### Task details:
Return the records word for word. Any pictures in them are not part of the copy.
+++ Information provided +++
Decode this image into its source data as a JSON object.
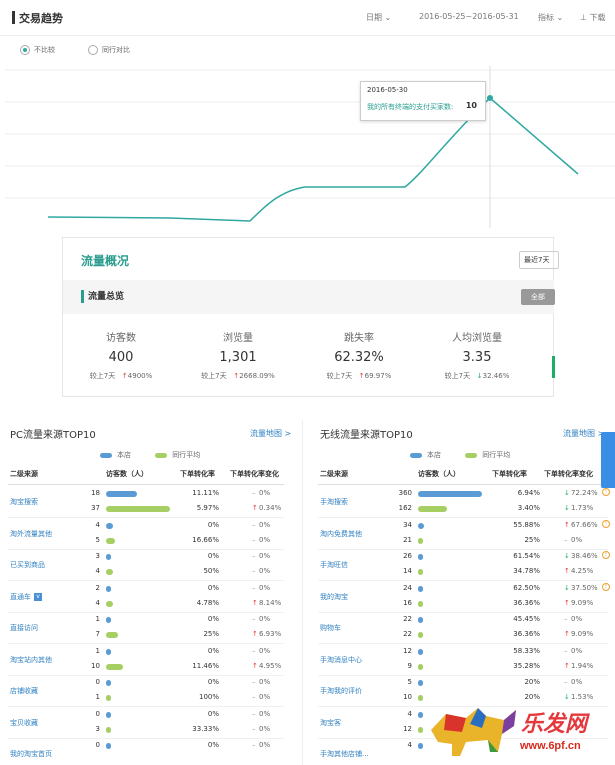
{
  "trend": {
    "title": "交易趋势",
    "date_label": "日期",
    "date_range": "2016-05-25~2016-05-31",
    "metric_label": "指标",
    "download_label": "下载",
    "radio_compare_none": "不比较",
    "radio_compare_peer": "同行对比",
    "tooltip": {
      "date": "2016-05-30",
      "metric": "我的所有终端的支付买家数:",
      "value": "10"
    }
  },
  "overview": {
    "title": "流量概况",
    "period": "最近7天",
    "sub_title": "流量总览",
    "all_button": "全部",
    "metrics": [
      {
        "label": "访客数",
        "value": "400",
        "compare": "较上7天",
        "change": "4900%",
        "dir": "up"
      },
      {
        "label": "浏览量",
        "value": "1,301",
        "compare": "较上7天",
        "change": "2668.09%",
        "dir": "up"
      },
      {
        "label": "跳失率",
        "value": "62.32%",
        "compare": "较上7天",
        "change": "69.97%",
        "dir": "up"
      },
      {
        "label": "人均浏览量",
        "value": "3.35",
        "compare": "较上7天",
        "change": "32.46%",
        "dir": "down"
      }
    ]
  },
  "pc": {
    "title": "PC流量来源TOP10",
    "map_link": "流量地图 >",
    "legend_store": "本店",
    "legend_peer": "同行平均",
    "headers": [
      "二级来源",
      "访客数（人）",
      "下单转化率",
      "下单转化率变化"
    ],
    "rows": [
      {
        "source": "淘宝搜索",
        "tag": false,
        "store": {
          "visitors": "18",
          "rate": "11.11%",
          "change": "0%",
          "dir": "flat"
        },
        "peer": {
          "visitors": "37",
          "rate": "5.97%",
          "change": "0.34%",
          "dir": "up"
        }
      },
      {
        "source": "淘外流量其他",
        "tag": false,
        "store": {
          "visitors": "4",
          "rate": "0%",
          "change": "0%",
          "dir": "flat"
        },
        "peer": {
          "visitors": "5",
          "rate": "16.66%",
          "change": "0%",
          "dir": "flat"
        }
      },
      {
        "source": "已买到商品",
        "tag": false,
        "store": {
          "visitors": "3",
          "rate": "0%",
          "change": "0%",
          "dir": "flat"
        },
        "peer": {
          "visitors": "4",
          "rate": "50%",
          "change": "0%",
          "dir": "flat"
        }
      },
      {
        "source": "直通车",
        "tag": true,
        "store": {
          "visitors": "2",
          "rate": "0%",
          "change": "0%",
          "dir": "flat"
        },
        "peer": {
          "visitors": "4",
          "rate": "4.78%",
          "change": "8.14%",
          "dir": "up"
        }
      },
      {
        "source": "直接访问",
        "tag": false,
        "store": {
          "visitors": "1",
          "rate": "0%",
          "change": "0%",
          "dir": "flat"
        },
        "peer": {
          "visitors": "7",
          "rate": "25%",
          "change": "6.93%",
          "dir": "up"
        }
      },
      {
        "source": "淘宝站内其他",
        "tag": false,
        "store": {
          "visitors": "1",
          "rate": "0%",
          "change": "0%",
          "dir": "flat"
        },
        "peer": {
          "visitors": "10",
          "rate": "11.46%",
          "change": "4.95%",
          "dir": "up"
        }
      },
      {
        "source": "店铺收藏",
        "tag": false,
        "store": {
          "visitors": "0",
          "rate": "0%",
          "change": "0%",
          "dir": "flat"
        },
        "peer": {
          "visitors": "1",
          "rate": "100%",
          "change": "0%",
          "dir": "flat"
        }
      },
      {
        "source": "宝贝收藏",
        "tag": false,
        "store": {
          "visitors": "0",
          "rate": "0%",
          "change": "0%",
          "dir": "flat"
        },
        "peer": {
          "visitors": "3",
          "rate": "33.33%",
          "change": "0%",
          "dir": "flat"
        }
      },
      {
        "source": "我的淘宝首页",
        "tag": false,
        "store": {
          "visitors": "0",
          "rate": "0%",
          "change": "0%",
          "dir": "flat"
        },
        "peer": {
          "visitors": "",
          "rate": "",
          "change": "",
          "dir": "none"
        }
      }
    ]
  },
  "mobile": {
    "title": "无线流量来源TOP10",
    "map_link": "流量地图 >",
    "legend_store": "本店",
    "legend_peer": "同行平均",
    "headers": [
      "二级来源",
      "访客数（人）",
      "下单转化率",
      "下单转化率变化"
    ],
    "rows": [
      {
        "source": "手淘搜索",
        "store": {
          "visitors": "360",
          "rate": "6.94%",
          "change": "72.24%",
          "dir": "down",
          "warn": true
        },
        "peer": {
          "visitors": "162",
          "rate": "3.40%",
          "change": "1.73%",
          "dir": "down",
          "warn": false
        }
      },
      {
        "source": "淘内免费其他",
        "store": {
          "visitors": "34",
          "rate": "55.88%",
          "change": "67.66%",
          "dir": "up",
          "warn": true
        },
        "peer": {
          "visitors": "21",
          "rate": "25%",
          "change": "0%",
          "dir": "flat",
          "warn": false
        }
      },
      {
        "source": "手淘旺信",
        "store": {
          "visitors": "26",
          "rate": "61.54%",
          "change": "38.46%",
          "dir": "down",
          "warn": true
        },
        "peer": {
          "visitors": "14",
          "rate": "34.78%",
          "change": "4.25%",
          "dir": "up",
          "warn": false
        }
      },
      {
        "source": "我的淘宝",
        "store": {
          "visitors": "24",
          "rate": "62.50%",
          "change": "37.50%",
          "dir": "down",
          "warn": true
        },
        "peer": {
          "visitors": "16",
          "rate": "36.36%",
          "change": "9.09%",
          "dir": "up",
          "warn": false
        }
      },
      {
        "source": "购物车",
        "store": {
          "visitors": "22",
          "rate": "45.45%",
          "change": "0%",
          "dir": "flat",
          "warn": false
        },
        "peer": {
          "visitors": "22",
          "rate": "36.36%",
          "change": "9.09%",
          "dir": "up",
          "warn": false
        }
      },
      {
        "source": "手淘消息中心",
        "store": {
          "visitors": "12",
          "rate": "58.33%",
          "change": "0%",
          "dir": "flat",
          "warn": false
        },
        "peer": {
          "visitors": "9",
          "rate": "35.28%",
          "change": "1.94%",
          "dir": "up",
          "warn": false
        }
      },
      {
        "source": "手淘我的评价",
        "store": {
          "visitors": "5",
          "rate": "20%",
          "change": "0%",
          "dir": "flat",
          "warn": false
        },
        "peer": {
          "visitors": "10",
          "rate": "20%",
          "change": "1.53%",
          "dir": "down",
          "warn": false
        }
      },
      {
        "source": "淘宝客",
        "store": {
          "visitors": "4",
          "rate": "",
          "change": "",
          "dir": "none",
          "warn": false
        },
        "peer": {
          "visitors": "12",
          "rate": "",
          "change": "",
          "dir": "none",
          "warn": false
        }
      },
      {
        "source": "手淘其他店铺...",
        "store": {
          "visitors": "4",
          "rate": "",
          "change": "",
          "dir": "none",
          "warn": false
        },
        "peer": {
          "visitors": "",
          "rate": "",
          "change": "",
          "dir": "none",
          "warn": false
        }
      }
    ]
  },
  "watermark": {
    "brand": "乐发网",
    "url": "www.6pf.cn"
  },
  "colors": {
    "accent": "#2a9d8f",
    "store_bar": "#5b9bd5",
    "peer_bar": "#a5cf63",
    "up": "#e4393c",
    "down": "#1aaf62",
    "link": "#2e7fc1"
  }
}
+++
### Response to this exercise:
Decode this image into its source data as a JSON object.
{
  "trend": {
    "title": "交易趋势",
    "date_label": "日期",
    "date_range": "2016-05-25~2016-05-31",
    "metric_label": "指标",
    "download_label": "下载",
    "radio_compare_none": "不比较",
    "radio_compare_peer": "同行对比",
    "tooltip": {
      "date": "2016-05-30",
      "metric": "我的所有终端的支付买家数:",
      "value": "10"
    }
  },
  "overview": {
    "title": "流量概况",
    "period": "最近7天",
    "sub_title": "流量总览",
    "all_button": "全部",
    "metrics": [
      {
        "label": "访客数",
        "value": "400",
        "compare": "较上7天",
        "change": "4900%",
        "dir": "up"
      },
      {
        "label": "浏览量",
        "value": "1,301",
        "compare": "较上7天",
        "change": "2668.09%",
        "dir": "up"
      },
      {
        "label": "跳失率",
        "value": "62.32%",
        "compare": "较上7天",
        "change": "69.97%",
        "dir": "up"
      },
      {
        "label": "人均浏览量",
        "value": "3.35",
        "compare": "较上7天",
        "change": "32.46%",
        "dir": "down"
      }
    ]
  },
  "pc": {
    "title": "PC流量来源TOP10",
    "map_link": "流量地图 >",
    "legend_store": "本店",
    "legend_peer": "同行平均",
    "headers": [
      "二级来源",
      "访客数（人）",
      "下单转化率",
      "下单转化率变化"
    ],
    "rows": [
      {
        "source": "淘宝搜索",
        "tag": false,
        "store": {
          "visitors": "18",
          "rate": "11.11%",
          "change": "0%",
          "dir": "flat"
        },
        "peer": {
          "visitors": "37",
          "rate": "5.97%",
          "change": "0.34%",
          "dir": "up"
        }
      },
      {
        "source": "淘外流量其他",
        "tag": false,
        "store": {
          "visitors": "4",
          "rate": "0%",
          "change": "0%",
          "dir": "flat"
        },
        "peer": {
          "visitors": "5",
          "rate": "16.66%",
          "change": "0%",
          "dir": "flat"
        }
      },
      {
        "source": "已买到商品",
        "tag": false,
        "store": {
          "visitors": "3",
          "rate": "0%",
          "change": "0%",
          "dir": "flat"
        },
        "peer": {
          "visitors": "4",
          "rate": "50%",
          "change": "0%",
          "dir": "flat"
        }
      },
      {
        "source": "直通车",
        "tag": true,
        "store": {
          "visitors": "2",
          "rate": "0%",
          "change": "0%",
          "dir": "flat"
        },
        "peer": {
          "visitors": "4",
          "rate": "4.78%",
          "change": "8.14%",
          "dir": "up"
        }
      },
      {
        "source": "直接访问",
        "tag": false,
        "store": {
          "visitors": "1",
          "rate": "0%",
          "change": "0%",
          "dir": "flat"
        },
        "peer": {
          "visitors": "7",
          "rate": "25%",
          "change": "6.93%",
          "dir": "up"
        }
      },
      {
        "source": "淘宝站内其他",
        "tag": false,
        "store": {
          "visitors": "1",
          "rate": "0%",
          "change": "0%",
          "dir": "flat"
        },
        "peer": {
          "visitors": "10",
          "rate": "11.46%",
          "change": "4.95%",
          "dir": "up"
        }
      },
      {
        "source": "店铺收藏",
        "tag": false,
        "store": {
          "visitors": "0",
          "rate": "0%",
          "change": "0%",
          "dir": "flat"
        },
        "peer": {
          "visitors": "1",
          "rate": "100%",
          "change": "0%",
          "dir": "flat"
        }
      },
      {
        "source": "宝贝收藏",
        "tag": false,
        "store": {
          "visitors": "0",
          "rate": "0%",
          "change": "0%",
          "dir": "flat"
        },
        "peer": {
          "visitors": "3",
          "rate": "33.33%",
          "change": "0%",
          "dir": "flat"
        }
      },
      {
        "source": "我的淘宝首页",
        "tag": false,
        "store": {
          "visitors": "0",
          "rate": "0%",
          "change": "0%",
          "dir": "flat"
        },
        "peer": {
          "visitors": "",
          "rate": "",
          "change": "",
          "dir": "none"
        }
      }
    ]
  },
  "mobile": {
    "title": "无线流量来源TOP10",
    "map_link": "流量地图 >",
    "legend_store": "本店",
    "legend_peer": "同行平均",
    "headers": [
      "二级来源",
      "访客数（人）",
      "下单转化率",
      "下单转化率变化"
    ],
    "rows": [
      {
        "source": "手淘搜索",
        "store": {
          "visitors": "360",
          "rate": "6.94%",
          "change": "72.24%",
          "dir": "down",
          "warn": true
        },
        "peer": {
          "visitors": "162",
          "rate": "3.40%",
          "change": "1.73%",
          "dir": "down",
          "warn": false
        }
      },
      {
        "source": "淘内免费其他",
        "store": {
          "visitors": "34",
          "rate": "55.88%",
          "change": "67.66%",
          "dir": "up",
          "warn": true
        },
        "peer": {
          "visitors": "21",
          "rate": "25%",
          "change": "0%",
          "dir": "flat",
          "warn": false
        }
      },
      {
        "source": "手淘旺信",
        "store": {
          "visitors": "26",
          "rate": "61.54%",
          "change": "38.46%",
          "dir": "down",
          "warn": true
        },
        "peer": {
          "visitors": "14",
          "rate": "34.78%",
          "change": "4.25%",
          "dir": "up",
          "warn": false
        }
      },
      {
        "source": "我的淘宝",
        "store": {
          "visitors": "24",
          "rate": "62.50%",
          "change": "37.50%",
          "dir": "down",
          "warn": true
        },
        "peer": {
          "visitors": "16",
          "rate": "36.36%",
          "change": "9.09%",
          "dir": "up",
          "warn": false
        }
      },
      {
        "source": "购物车",
        "store": {
          "visitors": "22",
          "rate": "45.45%",
          "change": "0%",
          "dir": "flat",
          "warn": false
        },
        "peer": {
          "visitors": "22",
          "rate": "36.36%",
          "change": "9.09%",
          "dir": "up",
          "warn": false
        }
      },
      {
        "source": "手淘消息中心",
        "store": {
          "visitors": "12",
          "rate": "58.33%",
          "change": "0%",
          "dir": "flat",
          "warn": false
        },
        "peer": {
          "visitors": "9",
          "rate": "35.28%",
          "change": "1.94%",
          "dir": "up",
          "warn": false
        }
      },
      {
        "source": "手淘我的评价",
        "store": {
          "visitors": "5",
          "rate": "20%",
          "change": "0%",
          "dir": "flat",
          "warn": false
        },
        "peer": {
          "visitors": "10",
          "rate": "20%",
          "change": "1.53%",
          "dir": "down",
          "warn": false
        }
      },
      {
        "source": "淘宝客",
        "store": {
          "visitors": "4",
          "rate": "",
          "change": "",
          "dir": "none",
          "warn": false
        },
        "peer": {
          "visitors": "12",
          "rate": "",
          "change": "",
          "dir": "none",
          "warn": false
        }
      },
      {
        "source": "手淘其他店铺...",
        "store": {
          "visitors": "4",
          "rate": "",
          "change": "",
          "dir": "none",
          "warn": false
        },
        "peer": {
          "visitors": "",
          "rate": "",
          "change": "",
          "dir": "none",
          "warn": false
        }
      }
    ]
  },
  "watermark": {
    "brand": "乐发网",
    "url": "www.6pf.cn"
  },
  "colors": {
    "accent": "#2a9d8f",
    "store_bar": "#5b9bd5",
    "peer_bar": "#a5cf63",
    "up": "#e4393c",
    "down": "#1aaf62",
    "link": "#2e7fc1"
  }
}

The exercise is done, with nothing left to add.